▶ _Task statement_
Transcribe all the records exactly and omit any images they hold.

## begin Task data

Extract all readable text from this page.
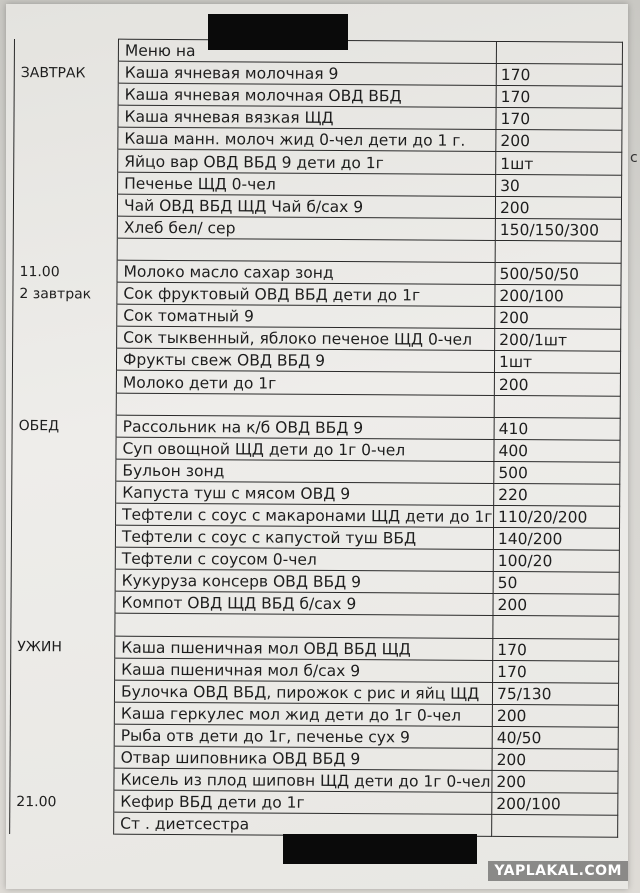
	Меню на	
ЗАВТРАК	Каша ячневая молочная 9	170
	Каша ячневая молочная ОВД ВБД	170
	Каша ячневая вязкая ЩД	170
	Каша манн. молоч жид 0-чел дети до 1 г.	200
	Яйцо вар ОВД ВБД 9 дети до 1г	1шт
	Печенье ЩД 0-чел	30
	Чай ОВД ВБД ЩД Чай б/сах 9	200
	Хлеб бел/ сер	150/150/300

11.00	Молоко масло сахар зонд	500/50/50
2 завтрак	Сок фруктовый ОВД ВБД дети до 1г	200/100
	Сок томатный 9	200
	Сок тыквенный, яблоко печеное ЩД 0-чел	200/1шт
	Фрукты свеж ОВД ВБД 9	1шт
	Молоко дети до 1г	200

ОБЕД	Рассольник на к/б ОВД ВБД 9	410
	Суп овощной ЩД дети до 1г 0-чел	400
	Бульон зонд	500
	Капуста туш с мясом ОВД 9	220
	Тефтели с соус с макаронами ЩД дети до 1г	110/20/200
	Тефтели с соус с капустой туш ВБД	140/200
	Тефтели с соусом 0-чел	100/20
	Кукуруза консерв ОВД ВБД 9	50
	Компот ОВД ЩД ВБД б/сах 9	200

УЖИН	Каша пшеничная мол ОВД ВБД ЩД	170
	Каша пшеничная мол б/сах 9	170
	Булочка ОВД ВБД, пирожок с рис и яйц ЩД	75/130
	Каша геркулес мол жид дети до 1г 0-чел	200
	Рыба отв дети до 1г, печенье сух 9	40/50
	Отвар шиповника ОВД ВБД 9	200
	Кисель из плод шиповн ЩД дети до 1г 0-чел	200
21.00	Кефир ВБД дети до 1г	200/100
	Ст . диетсестра	
с
YAPLAKAL.COM
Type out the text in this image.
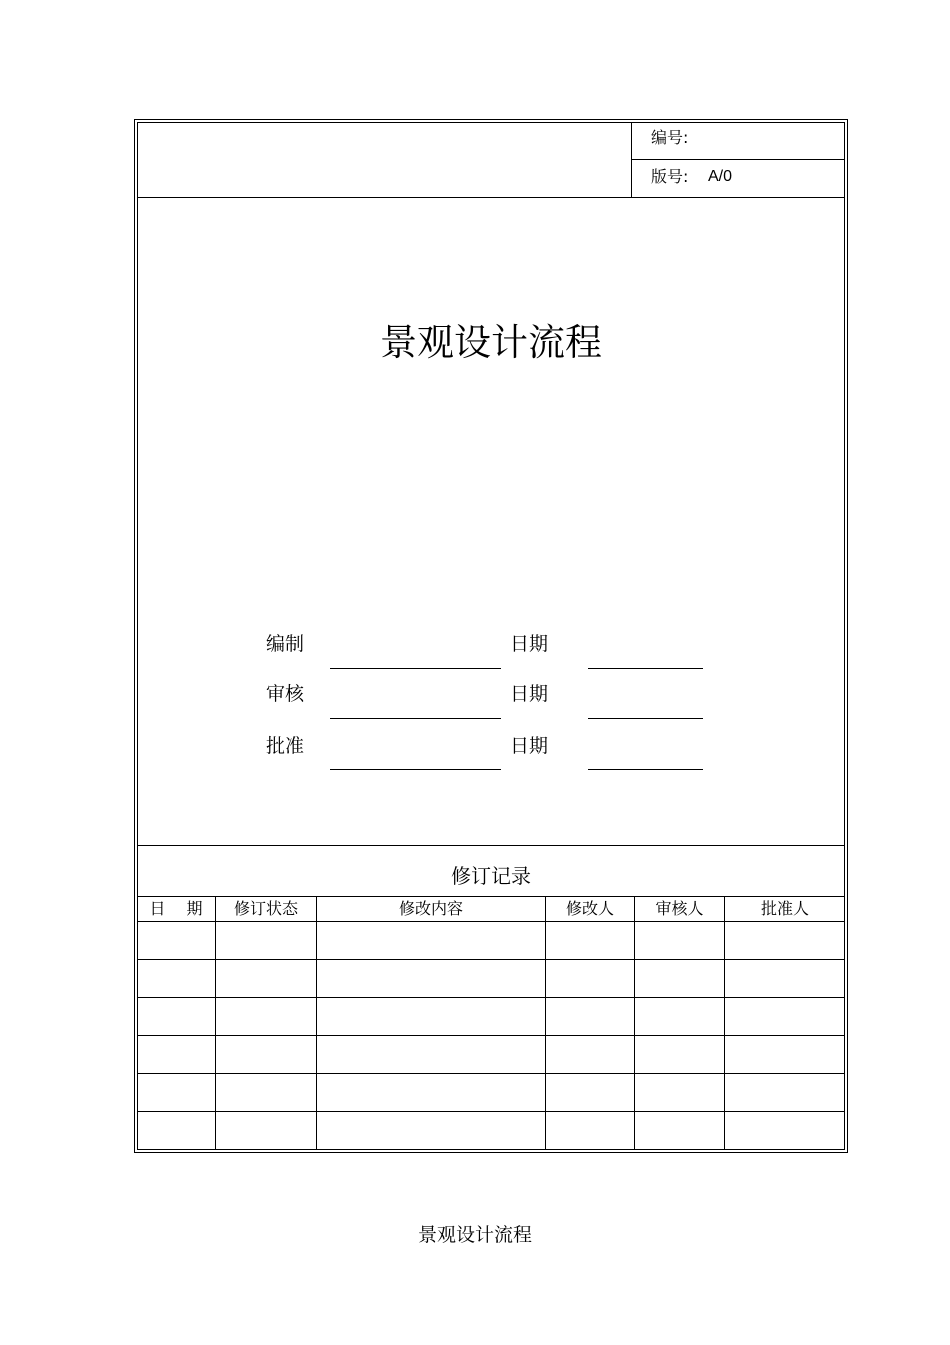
编号:
版号: A/0
景观设计流程
编制	日期
审核	日期
批准	日期
修订记录
日　 期	修订状态	修改内容	修改人	审核人	批准人
景观设计流程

## end Task data

▶ _Output for this task_
Extract all readable text from this page.
	Меню на	
ЗАВТРАК	Каша ячневая молочная 9	170
	Каша ячневая молочная ОВД ВБД	170
	Каша ячневая вязкая ЩД	170
	Каша манн. молоч жид 0-чел дети до 1 г.	200
	Яйцо вар ОВД ВБД 9 дети до 1г	1шт
	Печенье ЩД 0-чел	30
	Чай ОВД ВБД ЩД Чай б/сах 9	200
	Хлеб бел/ сер	150/150/300

11.00	Молоко масло сахар зонд	500/50/50
2 завтрак	Сок фруктовый ОВД ВБД дети до 1г	200/100
	Сок томатный 9	200
	Сок тыквенный, яблоко печеное ЩД 0-чел	200/1шт
	Фрукты свеж ОВД ВБД 9	1шт
	Молоко дети до 1г	200

ОБЕД	Рассольник на к/б ОВД ВБД 9	410
	Суп овощной ЩД дети до 1г 0-чел	400
	Бульон зонд	500
	Капуста туш с мясом ОВД 9	220
	Тефтели с соус с макаронами ЩД дети до 1г	110/20/200
	Тефтели с соус с капустой туш ВБД	140/200
	Тефтели с соусом 0-чел	100/20
	Кукуруза консерв ОВД ВБД 9	50
	Компот ОВД ЩД ВБД б/сах 9	200

УЖИН	Каша пшеничная мол ОВД ВБД ЩД	170
	Каша пшеничная мол б/сах 9	170
	Булочка ОВД ВБД, пирожок с рис и яйц ЩД	75/130
	Каша геркулес мол жид дети до 1г 0-чел	200
	Рыба отв дети до 1г, печенье сух 9	40/50
	Отвар шиповника ОВД ВБД 9	200
	Кисель из плод шиповн ЩД дети до 1г 0-чел	200
21.00	Кефир ВБД дети до 1г	200/100
	Ст . диетсестра	
с
YAPLAKAL.COM
Type out the text in this image.
编号:
版号: A/0
景观设计流程
编制	日期
审核	日期
批准	日期
修订记录
日　 期	修订状态	修改内容	修改人	审核人	批准人
景观设计流程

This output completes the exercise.